_PROMPT_.
Drop every picture and give the entries back exactly.

[Recorded data]
** Begin **

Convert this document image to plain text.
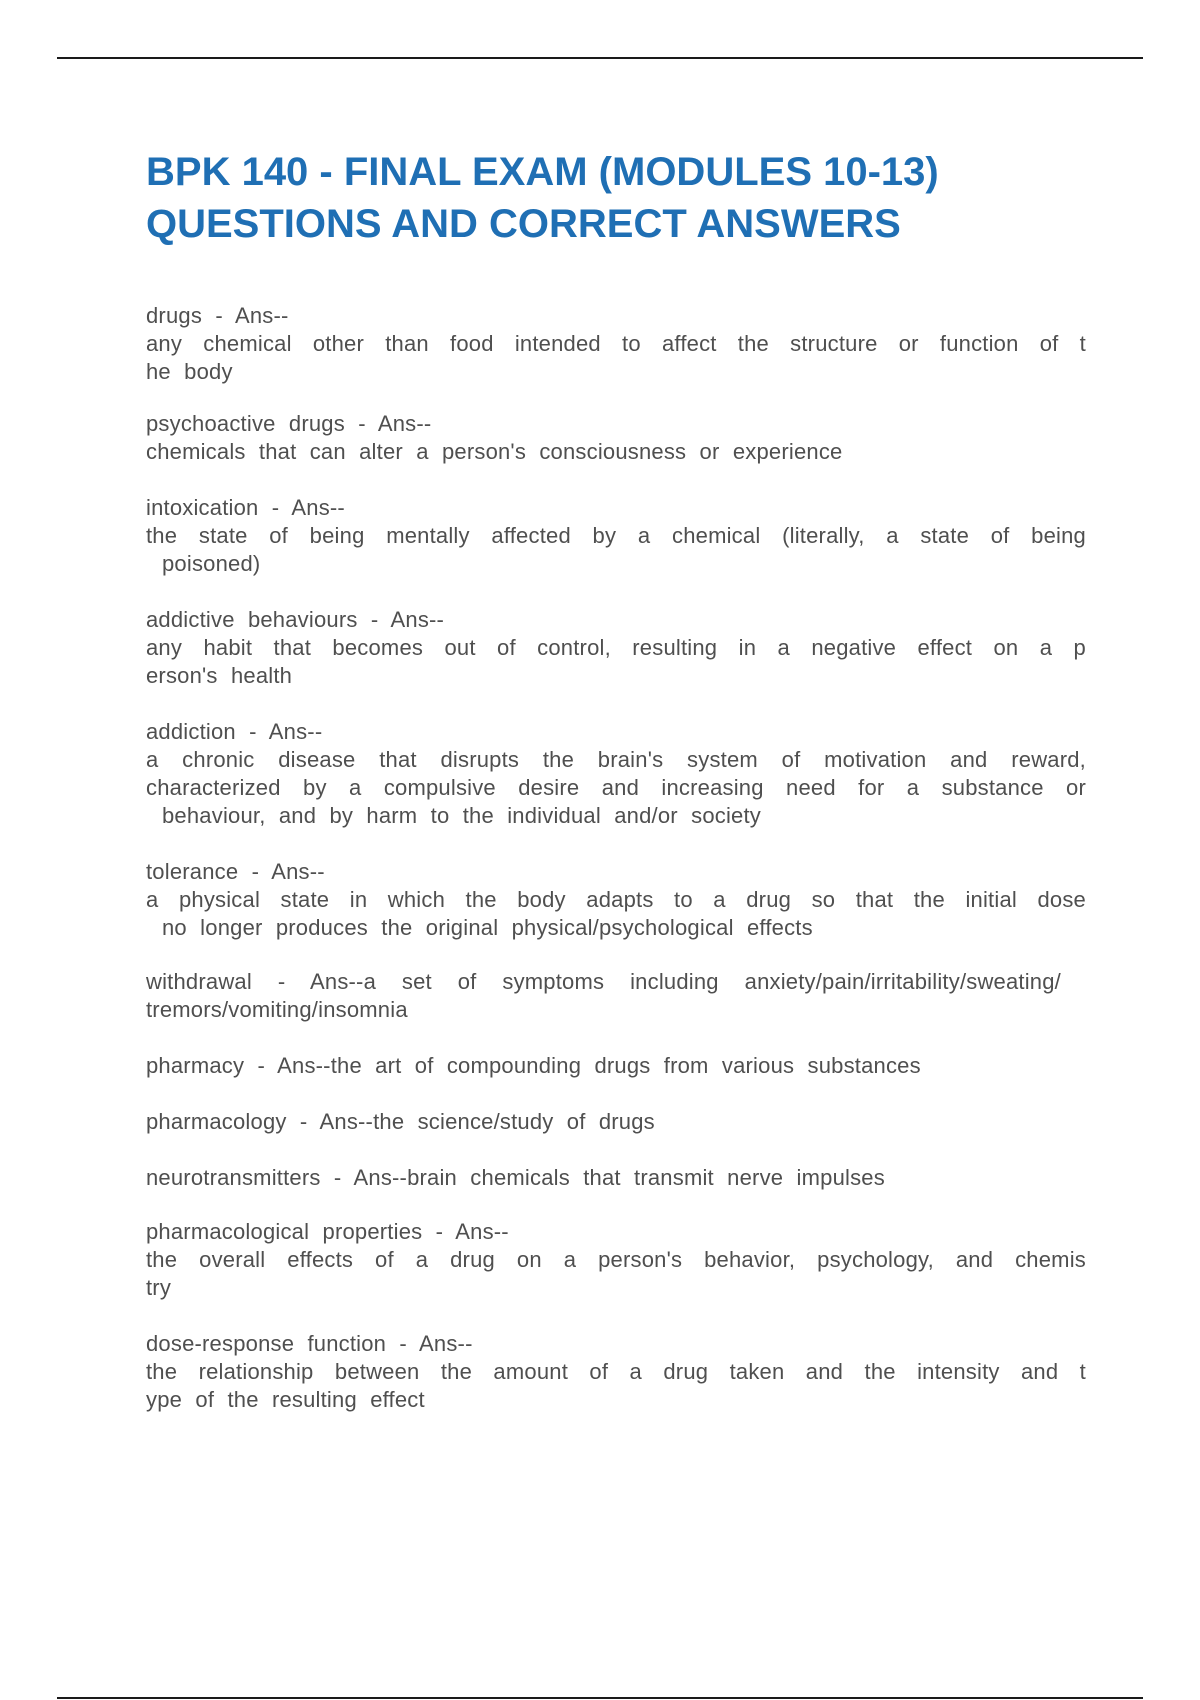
BPK 140 - FINAL EXAM (MODULES 10-13)
QUESTIONS AND CORRECT ANSWERS
drugs - Ans--
any chemical other than food intended to affect the structure or function of t
he body
psychoactive drugs - Ans--
chemicals that can alter a person's consciousness or experience
intoxication - Ans--
the state of being mentally affected by a chemical (literally, a state of being
poisoned)
addictive behaviours - Ans--
any habit that becomes out of control, resulting in a negative effect on a p
erson's health
addiction - Ans--
a chronic disease that disrupts the brain's system of motivation and reward,
characterized by a compulsive desire and increasing need for a substance or
behaviour, and by harm to the individual and/or society
tolerance - Ans--
a physical state in which the body adapts to a drug so that the initial dose
no longer produces the original physical/psychological effects
withdrawal - Ans--a set of symptoms including anxiety/pain/irritability/sweating/
tremors/vomiting/insomnia
pharmacy - Ans--the art of compounding drugs from various substances
pharmacology - Ans--the science/study of drugs
neurotransmitters - Ans--brain chemicals that transmit nerve impulses
pharmacological properties - Ans--
the overall effects of a drug on a person's behavior, psychology, and chemis
try
dose-response function - Ans--
the relationship between the amount of a drug taken and the intensity and t
ype of the resulting effect
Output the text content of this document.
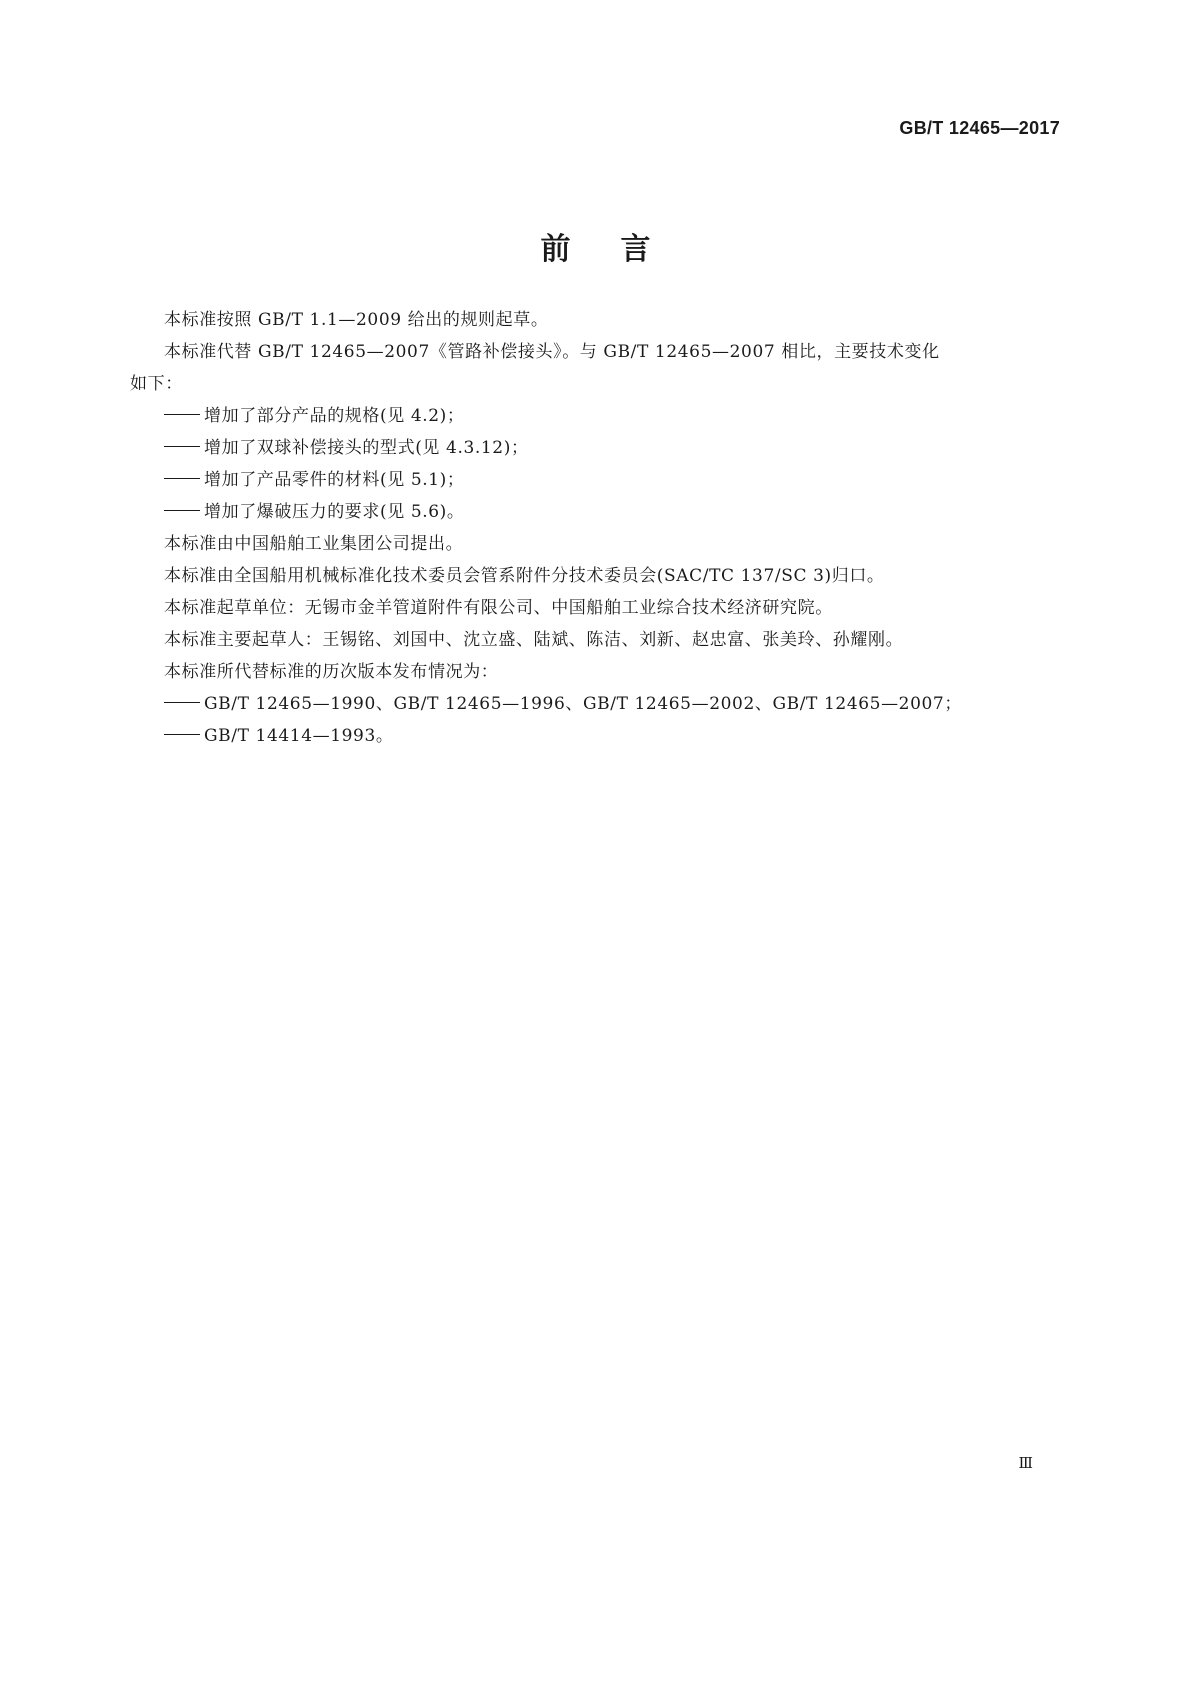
GB/T 12465—2017
前言

本标准按照 GB/T 1.1—2009 给出的规则起草。

本标准代替 GB/T 12465—2007《管路补偿接头》。与 GB/T 12465—2007 相比，主要技术变化

如下：

增加了部分产品的规格(见 4.2)；

增加了双球补偿接头的型式(见 4.3.12)；

增加了产品零件的材料(见 5.1)；

增加了爆破压力的要求(见 5.6)。

本标准由中国船舶工业集团公司提出。

本标准由全国船用机械标准化技术委员会管系附件分技术委员会(SAC/TC 137/SC 3)归口。

本标准起草单位：无锡市金羊管道附件有限公司、中国船舶工业综合技术经济研究院。

本标准主要起草人：王锡铭、刘国中、沈立盛、陆斌、陈洁、刘新、赵忠富、张美玲、孙耀刚。

本标准所代替标准的历次版本发布情况为：

GB/T 12465—1990、GB/T 12465—1996、GB/T 12465—2002、GB/T 12465—2007；

GB/T 14414—1993。

Ⅲ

** End **

_IN RESPONSE_.
Convert this document image to plain text.
BPK 140 - FINAL EXAM (MODULES 10-13)
QUESTIONS AND CORRECT ANSWERS
drugs - Ans--
any chemical other than food intended to affect the structure or function of t
he body
psychoactive drugs - Ans--
chemicals that can alter a person's consciousness or experience
intoxication - Ans--
the state of being mentally affected by a chemical (literally, a state of being
poisoned)
addictive behaviours - Ans--
any habit that becomes out of control, resulting in a negative effect on a p
erson's health
addiction - Ans--
a chronic disease that disrupts the brain's system of motivation and reward,
characterized by a compulsive desire and increasing need for a substance or
behaviour, and by harm to the individual and/or society
tolerance - Ans--
a physical state in which the body adapts to a drug so that the initial dose
no longer produces the original physical/psychological effects
withdrawal - Ans--a set of symptoms including anxiety/pain/irritability/sweating/
tremors/vomiting/insomnia
pharmacy - Ans--the art of compounding drugs from various substances
pharmacology - Ans--the science/study of drugs
neurotransmitters - Ans--brain chemicals that transmit nerve impulses
pharmacological properties - Ans--
the overall effects of a drug on a person's behavior, psychology, and chemis
try
dose-response function - Ans--
the relationship between the amount of a drug taken and the intensity and t
ype of the resulting effect
Output the text content of this document.
GB/T 12465—2017
前言

本标准按照 GB/T 1.1—2009 给出的规则起草。

本标准代替 GB/T 12465—2007《管路补偿接头》。与 GB/T 12465—2007 相比，主要技术变化

如下：

增加了部分产品的规格(见 4.2)；

增加了双球补偿接头的型式(见 4.3.12)；

增加了产品零件的材料(见 5.1)；

增加了爆破压力的要求(见 5.6)。

本标准由中国船舶工业集团公司提出。

本标准由全国船用机械标准化技术委员会管系附件分技术委员会(SAC/TC 137/SC 3)归口。

本标准起草单位：无锡市金羊管道附件有限公司、中国船舶工业综合技术经济研究院。

本标准主要起草人：王锡铭、刘国中、沈立盛、陆斌、陈洁、刘新、赵忠富、张美玲、孙耀刚。

本标准所代替标准的历次版本发布情况为：

GB/T 12465—1990、GB/T 12465—1996、GB/T 12465—2002、GB/T 12465—2007；

GB/T 14414—1993。

Ⅲ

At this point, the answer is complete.